──────── Data entries

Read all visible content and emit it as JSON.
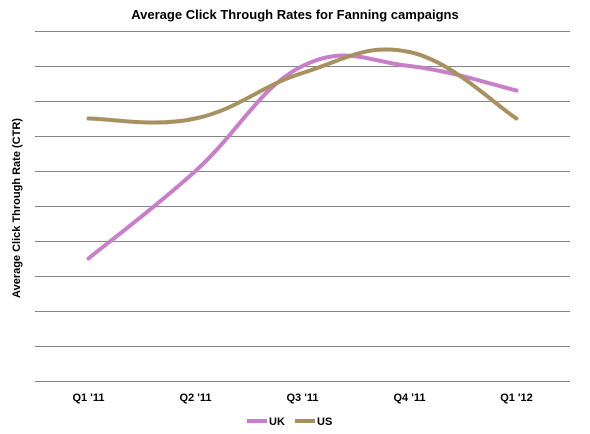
{
  "chart_data": {
    "type": "line",
    "title": "Average Click Through Rates for Fanning campaigns",
    "xlabel": "",
    "ylabel": "Average Click Through Rate (CTR)",
    "categories": [
      "Q1 '11",
      "Q2 '11",
      "Q3 '11",
      "Q4 '11",
      "Q1 '12"
    ],
    "ylim": [
      0,
      10
    ],
    "grid": true,
    "smooth": true,
    "y_tick_labels_shown": false,
    "legend_position": "bottom",
    "series": [
      {
        "name": "UK",
        "color": "#c77fc8",
        "values": [
          3.5,
          6.0,
          9.0,
          9.0,
          8.3
        ]
      },
      {
        "name": "US",
        "color": "#a89161",
        "values": [
          7.5,
          7.5,
          8.8,
          9.4,
          7.5
        ]
      }
    ]
  }
}
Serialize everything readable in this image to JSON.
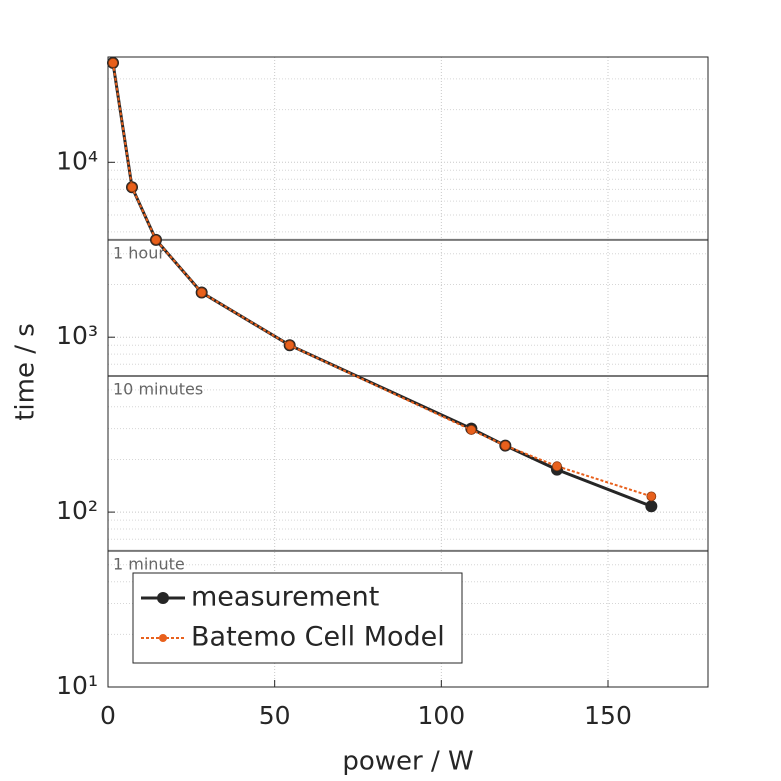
{
  "chart_data": {
    "type": "line",
    "xlabel": "power / W",
    "ylabel": "time / s",
    "xlim": [
      0,
      180
    ],
    "xticks": [
      0,
      50,
      100,
      150
    ],
    "ylim": [
      10,
      40000
    ],
    "yscale": "log",
    "yticks": [
      {
        "value": 10,
        "label": "10¹"
      },
      {
        "value": 100,
        "label": "10²"
      },
      {
        "value": 1000,
        "label": "10³"
      },
      {
        "value": 10000,
        "label": "10⁴"
      }
    ],
    "grid": true,
    "legend": "lower left",
    "reference_lines": [
      {
        "value": 3600,
        "label": "1 hour"
      },
      {
        "value": 600,
        "label": "10 minutes"
      },
      {
        "value": 60,
        "label": "1 minute"
      }
    ],
    "series": [
      {
        "name": "measurement",
        "color": "#262626",
        "style": "solid",
        "x": [
          1.5,
          7.2,
          14.4,
          28.1,
          54.5,
          109,
          119.2,
          134.7,
          163
        ],
        "values": [
          37000,
          7200,
          3600,
          1800,
          900,
          300,
          240,
          175,
          108
        ]
      },
      {
        "name": "Batemo Cell Model",
        "color": "#e8601c",
        "style": "dotted",
        "x": [
          1.5,
          7.2,
          14.4,
          28.1,
          54.5,
          109,
          119.2,
          134.7,
          163
        ],
        "values": [
          37000,
          7200,
          3600,
          1800,
          900,
          295,
          240,
          183,
          123
        ]
      }
    ]
  }
}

────────────────

The exercise:
Take every line from the data above that holds "name" and copy it out.

Written answer:
        "name": "UK",
        "name": "US",
        "name": "measurement",
        "name": "Batemo Cell Model",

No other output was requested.